**EXERCISE TASK:** All entries must be extracted exactly, with nothing added or dropped.

==== RECORDS FOR PROCESSING

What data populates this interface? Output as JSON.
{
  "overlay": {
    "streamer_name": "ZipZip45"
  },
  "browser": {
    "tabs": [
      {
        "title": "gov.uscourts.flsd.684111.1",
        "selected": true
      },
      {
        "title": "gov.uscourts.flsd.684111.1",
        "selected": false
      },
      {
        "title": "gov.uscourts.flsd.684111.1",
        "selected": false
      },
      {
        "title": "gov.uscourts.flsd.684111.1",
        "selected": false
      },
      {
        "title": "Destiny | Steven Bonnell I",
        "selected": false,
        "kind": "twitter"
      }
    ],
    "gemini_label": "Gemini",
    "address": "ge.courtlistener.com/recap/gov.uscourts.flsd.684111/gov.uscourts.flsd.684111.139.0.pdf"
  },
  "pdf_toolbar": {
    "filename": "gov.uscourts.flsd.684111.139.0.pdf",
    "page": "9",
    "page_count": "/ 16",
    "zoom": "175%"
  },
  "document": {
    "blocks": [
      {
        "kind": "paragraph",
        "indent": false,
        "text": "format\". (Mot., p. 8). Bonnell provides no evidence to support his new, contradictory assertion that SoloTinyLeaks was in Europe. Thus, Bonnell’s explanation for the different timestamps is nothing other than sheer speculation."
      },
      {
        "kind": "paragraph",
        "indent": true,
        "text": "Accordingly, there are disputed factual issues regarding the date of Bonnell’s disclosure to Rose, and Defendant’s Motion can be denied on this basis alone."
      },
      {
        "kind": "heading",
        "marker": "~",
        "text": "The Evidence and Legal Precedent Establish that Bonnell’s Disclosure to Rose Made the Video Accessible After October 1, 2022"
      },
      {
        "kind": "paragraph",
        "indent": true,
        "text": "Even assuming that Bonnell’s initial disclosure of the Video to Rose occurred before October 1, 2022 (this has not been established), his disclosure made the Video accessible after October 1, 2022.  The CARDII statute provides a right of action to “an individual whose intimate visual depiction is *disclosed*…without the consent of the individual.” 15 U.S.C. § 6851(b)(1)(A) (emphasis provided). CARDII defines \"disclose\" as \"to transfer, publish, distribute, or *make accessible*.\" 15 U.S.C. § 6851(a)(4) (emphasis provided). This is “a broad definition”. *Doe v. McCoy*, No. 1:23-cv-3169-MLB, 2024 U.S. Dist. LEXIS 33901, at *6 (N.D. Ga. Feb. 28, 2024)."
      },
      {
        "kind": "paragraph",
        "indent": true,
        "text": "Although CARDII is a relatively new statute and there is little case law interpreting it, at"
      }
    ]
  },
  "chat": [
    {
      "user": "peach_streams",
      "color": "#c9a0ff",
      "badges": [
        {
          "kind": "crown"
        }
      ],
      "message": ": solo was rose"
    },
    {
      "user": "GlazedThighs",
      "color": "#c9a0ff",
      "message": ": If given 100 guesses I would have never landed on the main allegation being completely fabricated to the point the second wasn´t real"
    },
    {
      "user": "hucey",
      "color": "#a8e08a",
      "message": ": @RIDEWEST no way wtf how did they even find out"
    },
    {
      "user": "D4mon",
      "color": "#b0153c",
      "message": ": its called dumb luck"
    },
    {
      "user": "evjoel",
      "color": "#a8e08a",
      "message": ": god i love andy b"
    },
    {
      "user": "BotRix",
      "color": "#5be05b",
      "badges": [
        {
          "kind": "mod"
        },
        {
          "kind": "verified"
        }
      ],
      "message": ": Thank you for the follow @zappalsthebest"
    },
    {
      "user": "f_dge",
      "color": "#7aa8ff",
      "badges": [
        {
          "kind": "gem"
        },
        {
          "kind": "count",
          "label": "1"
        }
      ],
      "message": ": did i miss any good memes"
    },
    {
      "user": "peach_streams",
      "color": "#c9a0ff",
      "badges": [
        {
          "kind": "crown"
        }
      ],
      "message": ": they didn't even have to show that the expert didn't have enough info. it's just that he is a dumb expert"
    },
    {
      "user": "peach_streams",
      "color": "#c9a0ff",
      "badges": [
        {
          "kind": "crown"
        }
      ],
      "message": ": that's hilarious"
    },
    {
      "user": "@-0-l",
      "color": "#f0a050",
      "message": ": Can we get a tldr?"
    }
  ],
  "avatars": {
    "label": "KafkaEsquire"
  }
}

========

**REPLY TO THE EXERCISE:**
What data populates this interface? Output as JSON.
{
  "overlay": {
    "streamer_name": "ZipZip45"
  },
  "browser": {
    "tabs": [
      {
        "title": "gov.uscourts.flsd.684111.1",
        "selected": true
      },
      {
        "title": "gov.uscourts.flsd.684111.1",
        "selected": false
      },
      {
        "title": "gov.uscourts.flsd.684111.1",
        "selected": false
      },
      {
        "title": "gov.uscourts.flsd.684111.1",
        "selected": false
      },
      {
        "title": "Destiny | Steven Bonnell I",
        "selected": false,
        "kind": "twitter"
      }
    ],
    "gemini_label": "Gemini",
    "address": "ge.courtlistener.com/recap/gov.uscourts.flsd.684111/gov.uscourts.flsd.684111.139.0.pdf"
  },
  "pdf_toolbar": {
    "filename": "gov.uscourts.flsd.684111.139.0.pdf",
    "page": "9",
    "page_count": "/ 16",
    "zoom": "175%"
  },
  "document": {
    "blocks": [
      {
        "kind": "paragraph",
        "indent": false,
        "text": "format\". (Mot., p. 8). Bonnell provides no evidence to support his new, contradictory assertion that SoloTinyLeaks was in Europe. Thus, Bonnell’s explanation for the different timestamps is nothing other than sheer speculation."
      },
      {
        "kind": "paragraph",
        "indent": true,
        "text": "Accordingly, there are disputed factual issues regarding the date of Bonnell’s disclosure to Rose, and Defendant’s Motion can be denied on this basis alone."
      },
      {
        "kind": "heading",
        "marker": "~",
        "text": "The Evidence and Legal Precedent Establish that Bonnell’s Disclosure to Rose Made the Video Accessible After October 1, 2022"
      },
      {
        "kind": "paragraph",
        "indent": true,
        "text": "Even assuming that Bonnell’s initial disclosure of the Video to Rose occurred before October 1, 2022 (this has not been established), his disclosure made the Video accessible after October 1, 2022.  The CARDII statute provides a right of action to “an individual whose intimate visual depiction is *disclosed*…without the consent of the individual.” 15 U.S.C. § 6851(b)(1)(A) (emphasis provided). CARDII defines \"disclose\" as \"to transfer, publish, distribute, or *make accessible*.\" 15 U.S.C. § 6851(a)(4) (emphasis provided). This is “a broad definition”. *Doe v. McCoy*, No. 1:23-cv-3169-MLB, 2024 U.S. Dist. LEXIS 33901, at *6 (N.D. Ga. Feb. 28, 2024)."
      },
      {
        "kind": "paragraph",
        "indent": true,
        "text": "Although CARDII is a relatively new statute and there is little case law interpreting it, at"
      }
    ]
  },
  "chat": [
    {
      "user": "peach_streams",
      "color": "#c9a0ff",
      "badges": [
        {
          "kind": "crown"
        }
      ],
      "message": ": solo was rose"
    },
    {
      "user": "GlazedThighs",
      "color": "#c9a0ff",
      "message": ": If given 100 guesses I would have never landed on the main allegation being completely fabricated to the point the second wasn´t real"
    },
    {
      "user": "hucey",
      "color": "#a8e08a",
      "message": ": @RIDEWEST no way wtf how did they even find out"
    },
    {
      "user": "D4mon",
      "color": "#b0153c",
      "message": ": its called dumb luck"
    },
    {
      "user": "evjoel",
      "color": "#a8e08a",
      "message": ": god i love andy b"
    },
    {
      "user": "BotRix",
      "color": "#5be05b",
      "badges": [
        {
          "kind": "mod"
        },
        {
          "kind": "verified"
        }
      ],
      "message": ": Thank you for the follow @zappalsthebest"
    },
    {
      "user": "f_dge",
      "color": "#7aa8ff",
      "badges": [
        {
          "kind": "gem"
        },
        {
          "kind": "count",
          "label": "1"
        }
      ],
      "message": ": did i miss any good memes"
    },
    {
      "user": "peach_streams",
      "color": "#c9a0ff",
      "badges": [
        {
          "kind": "crown"
        }
      ],
      "message": ": they didn't even have to show that the expert didn't have enough info. it's just that he is a dumb expert"
    },
    {
      "user": "peach_streams",
      "color": "#c9a0ff",
      "badges": [
        {
          "kind": "crown"
        }
      ],
      "message": ": that's hilarious"
    },
    {
      "user": "@-0-l",
      "color": "#f0a050",
      "message": ": Can we get a tldr?"
    }
  ],
  "avatars": {
    "label": "KafkaEsquire"
  }
}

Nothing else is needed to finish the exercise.